* begin Source extract *

Install the required Python dependency and run the script:

Terminal window
pip install requests
python fraud_data_generator.py

5. Query the data with R2 SQL

Now you can analyze your fraud detection data using R2 SQL. Here are some example queries:

5.1. View recent transactions

Terminal window
npx wrangler r2 sql query "$WAREHOUSE" "
SELECT
transaction_id,
user_id,
amount,
location,
merchant_category,
is_fraud,
transaction_timestamp
FROM fraud_detection.transactions
WHERE __ingest_ts > '2025-09-24T01:00:00Z'
AND is_fraud = true
LIMIT 10"

5.2. Filter the raw transactions into a new table to highlight high-value transactions

Create a new sink that will write the filtered data to a new Apache Iceberg table in R2 Data Catalog:

Terminal window
npx wrangler pipelines sinks create fraud_filter_sink \
--type "r2-data-catalog" \
--bucket "fraud-pipeline" \
--roll-interval 30 \
--namespace "fraud_detection" \
--table "fraud_transactions" \
--catalog-token $WRANGLER_R2_SQL_AUTH_TOKEN

Now you will create a new SQL query to process data from the original raw_events_stream stream and only write flagged transactions that are over the amount of 1,000.

Terminal window
npx wrangler pipelines create fraud_events_pipeline \
--sql "INSERT INTO fraud_filter_sink SELECT * FROM raw_events_stream WHERE is_fraud=true and amount > 1000"

* end Source extract *
* begin Given information *

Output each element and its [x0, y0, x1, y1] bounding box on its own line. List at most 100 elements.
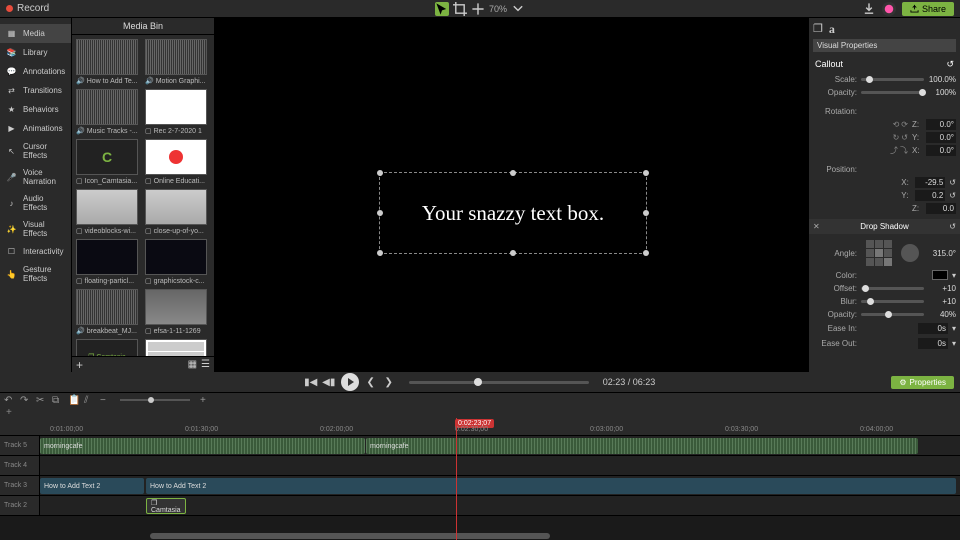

* end Given information *

**What you have to do:**
Answer these from the fraud detection tutorial above:
1. What command installs the required Python dependency?
2. What value is passed to --roll-interval when the fraud_filter_sink sink is created?
3. What amount must a flagged transaction exceed to be written by fraud_events_pipeline?

**Correct response:**
1. pip install requests
2. 30
3. 1,000